■ **Written instruction**
All of the lines below are to be printed again exactly; images are excluded from the output.

* start Source records *

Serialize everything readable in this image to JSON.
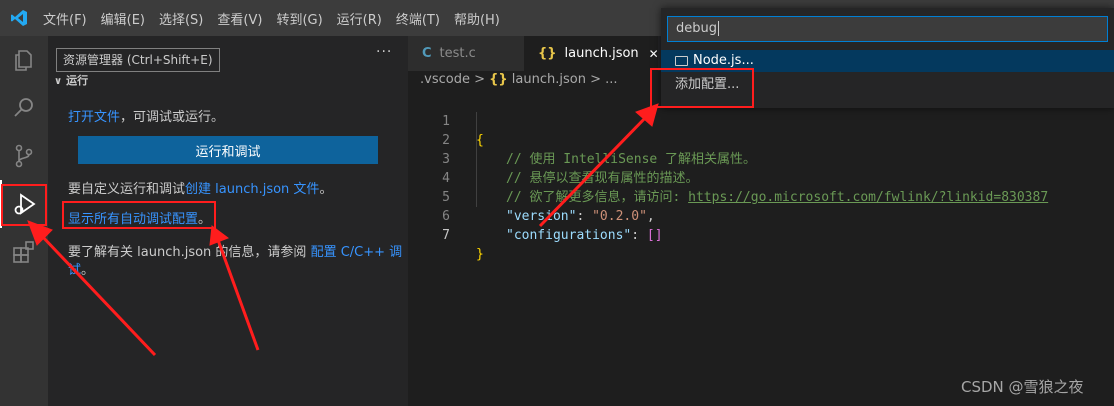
{
  "titlebar": {
    "menu": [
      {
        "name": "menu-file",
        "label": "文件(F)"
      },
      {
        "name": "menu-edit",
        "label": "编辑(E)"
      },
      {
        "name": "menu-selection",
        "label": "选择(S)"
      },
      {
        "name": "menu-view",
        "label": "查看(V)"
      },
      {
        "name": "menu-goto",
        "label": "转到(G)"
      },
      {
        "name": "menu-run",
        "label": "运行(R)"
      },
      {
        "name": "menu-terminal",
        "label": "终端(T)"
      },
      {
        "name": "menu-help",
        "label": "帮助(H)"
      }
    ]
  },
  "activity_bar": {
    "items": [
      "explorer-icon",
      "search-icon",
      "source-control-icon",
      "run-debug-icon",
      "extensions-icon"
    ],
    "active": "run-debug-icon"
  },
  "sidebar": {
    "tooltip": "资源管理器 (Ctrl+Shift+E)",
    "more": "···",
    "section_title": "运行",
    "open_file_link": "打开文件",
    "open_file_rest": "，可调试或运行。",
    "run_button": "运行和调试",
    "customize_text": "要自定义运行和调试",
    "create_launch_link": "创建 launch.json 文件",
    "customize_end": "。",
    "show_all_link": "显示所有自动调试配置",
    "show_all_end": "。",
    "learn_text": "要了解有关 launch.json 的信息，请参阅",
    "config_link_1": "配置 C/C++ 调",
    "config_link_2": "试",
    "learn_end": "。"
  },
  "tabs": [
    {
      "icon": "C",
      "label": "test.c",
      "active": false
    },
    {
      "icon": "{}",
      "label": "launch.json",
      "active": true,
      "close": "✕"
    }
  ],
  "breadcrumb": {
    "folder": ".vscode",
    "sep": ">",
    "icon": "{}",
    "file": "launch.json",
    "more": "..."
  },
  "code": {
    "line_numbers": [
      "1",
      "2",
      "3",
      "4",
      "5",
      "6",
      "7"
    ],
    "open_brace": "{",
    "comment_1": "// 使用 IntelliSense 了解相关属性。",
    "comment_2": "// 悬停以查看现有属性的描述。",
    "comment_3_prefix": "// 欲了解更多信息，请访问: ",
    "comment_3_url": "https://go.microsoft.com/fwlink/?linkid=830387",
    "version_key": "\"version\"",
    "version_val": "\"0.2.0\"",
    "configs_key": "\"configurations\"",
    "configs_val": "[]",
    "close_brace": "}",
    "colon": ": ",
    "comma": ","
  },
  "quick_pick": {
    "input_value": "debug",
    "items": [
      {
        "icon": "folder-icon",
        "label": "Node.js..."
      },
      {
        "label": "添加配置..."
      }
    ],
    "selected_index": 0
  },
  "watermark": "CSDN @雪狼之夜",
  "colors": {
    "accent": "#0e639c",
    "annotation": "#ff1d1d",
    "link": "#3794ff"
  }
}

* end Source records *

■ **Full output**
Serialize everything readable in this image to JSON.
{
  "titlebar": {
    "menu": [
      {
        "name": "menu-file",
        "label": "文件(F)"
      },
      {
        "name": "menu-edit",
        "label": "编辑(E)"
      },
      {
        "name": "menu-selection",
        "label": "选择(S)"
      },
      {
        "name": "menu-view",
        "label": "查看(V)"
      },
      {
        "name": "menu-goto",
        "label": "转到(G)"
      },
      {
        "name": "menu-run",
        "label": "运行(R)"
      },
      {
        "name": "menu-terminal",
        "label": "终端(T)"
      },
      {
        "name": "menu-help",
        "label": "帮助(H)"
      }
    ]
  },
  "activity_bar": {
    "items": [
      "explorer-icon",
      "search-icon",
      "source-control-icon",
      "run-debug-icon",
      "extensions-icon"
    ],
    "active": "run-debug-icon"
  },
  "sidebar": {
    "tooltip": "资源管理器 (Ctrl+Shift+E)",
    "more": "···",
    "section_title": "运行",
    "open_file_link": "打开文件",
    "open_file_rest": "，可调试或运行。",
    "run_button": "运行和调试",
    "customize_text": "要自定义运行和调试",
    "create_launch_link": "创建 launch.json 文件",
    "customize_end": "。",
    "show_all_link": "显示所有自动调试配置",
    "show_all_end": "。",
    "learn_text": "要了解有关 launch.json 的信息，请参阅",
    "config_link_1": "配置 C/C++ 调",
    "config_link_2": "试",
    "learn_end": "。"
  },
  "tabs": [
    {
      "icon": "C",
      "label": "test.c",
      "active": false
    },
    {
      "icon": "{}",
      "label": "launch.json",
      "active": true,
      "close": "✕"
    }
  ],
  "breadcrumb": {
    "folder": ".vscode",
    "sep": ">",
    "icon": "{}",
    "file": "launch.json",
    "more": "..."
  },
  "code": {
    "line_numbers": [
      "1",
      "2",
      "3",
      "4",
      "5",
      "6",
      "7"
    ],
    "open_brace": "{",
    "comment_1": "// 使用 IntelliSense 了解相关属性。",
    "comment_2": "// 悬停以查看现有属性的描述。",
    "comment_3_prefix": "// 欲了解更多信息，请访问: ",
    "comment_3_url": "https://go.microsoft.com/fwlink/?linkid=830387",
    "version_key": "\"version\"",
    "version_val": "\"0.2.0\"",
    "configs_key": "\"configurations\"",
    "configs_val": "[]",
    "close_brace": "}",
    "colon": ": ",
    "comma": ","
  },
  "quick_pick": {
    "input_value": "debug",
    "items": [
      {
        "icon": "folder-icon",
        "label": "Node.js..."
      },
      {
        "label": "添加配置..."
      }
    ],
    "selected_index": 0
  },
  "watermark": "CSDN @雪狼之夜",
  "colors": {
    "accent": "#0e639c",
    "annotation": "#ff1d1d",
    "link": "#3794ff"
  }
}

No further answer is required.